#### [GIVEN PROBLEM]
Find the lines that contain the word "发售消息" and copy each one.
— Start DATA FOR THIS EXERCISE —
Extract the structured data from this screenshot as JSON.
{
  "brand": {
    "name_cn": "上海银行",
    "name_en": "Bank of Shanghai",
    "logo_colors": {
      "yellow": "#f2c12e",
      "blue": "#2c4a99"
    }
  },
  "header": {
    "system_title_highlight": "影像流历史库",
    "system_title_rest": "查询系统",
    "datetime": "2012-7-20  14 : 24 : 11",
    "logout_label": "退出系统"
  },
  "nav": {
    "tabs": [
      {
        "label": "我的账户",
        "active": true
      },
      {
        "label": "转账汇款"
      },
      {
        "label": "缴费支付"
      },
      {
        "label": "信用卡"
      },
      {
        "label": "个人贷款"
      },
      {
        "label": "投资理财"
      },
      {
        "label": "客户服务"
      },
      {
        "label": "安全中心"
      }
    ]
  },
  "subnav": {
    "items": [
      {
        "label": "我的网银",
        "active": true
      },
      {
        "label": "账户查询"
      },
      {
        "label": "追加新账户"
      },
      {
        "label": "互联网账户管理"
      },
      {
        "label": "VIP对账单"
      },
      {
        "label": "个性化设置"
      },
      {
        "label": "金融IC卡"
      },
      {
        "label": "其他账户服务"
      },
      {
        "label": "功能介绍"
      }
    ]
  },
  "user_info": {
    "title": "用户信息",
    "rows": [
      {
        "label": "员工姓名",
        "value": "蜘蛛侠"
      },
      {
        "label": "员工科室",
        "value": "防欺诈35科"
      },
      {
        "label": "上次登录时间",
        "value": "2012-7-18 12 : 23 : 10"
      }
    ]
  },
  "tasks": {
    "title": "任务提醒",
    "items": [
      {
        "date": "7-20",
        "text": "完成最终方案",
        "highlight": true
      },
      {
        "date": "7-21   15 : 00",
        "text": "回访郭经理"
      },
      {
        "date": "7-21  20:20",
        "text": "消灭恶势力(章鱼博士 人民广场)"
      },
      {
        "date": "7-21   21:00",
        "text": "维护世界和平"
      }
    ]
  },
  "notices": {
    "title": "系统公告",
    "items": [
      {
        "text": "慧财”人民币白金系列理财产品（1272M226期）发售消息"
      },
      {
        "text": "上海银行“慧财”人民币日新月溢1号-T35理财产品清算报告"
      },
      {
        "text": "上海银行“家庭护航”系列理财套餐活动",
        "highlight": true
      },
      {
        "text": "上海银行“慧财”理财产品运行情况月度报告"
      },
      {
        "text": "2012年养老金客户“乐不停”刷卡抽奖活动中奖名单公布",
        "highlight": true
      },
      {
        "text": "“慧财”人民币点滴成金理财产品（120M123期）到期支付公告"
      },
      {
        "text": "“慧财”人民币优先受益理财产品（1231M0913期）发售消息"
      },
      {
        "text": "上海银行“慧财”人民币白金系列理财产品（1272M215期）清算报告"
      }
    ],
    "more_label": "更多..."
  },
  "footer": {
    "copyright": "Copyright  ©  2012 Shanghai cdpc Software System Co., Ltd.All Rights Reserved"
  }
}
— End DATA FOR THIS EXERCISE —
#### [REPLY TO THE EXERCISE]
        "text": "慧财”人民币白金系列理财产品（1272M226期）发售消息"
        "text": "“慧财”人民币优先受益理财产品（1231M0913期）发售消息"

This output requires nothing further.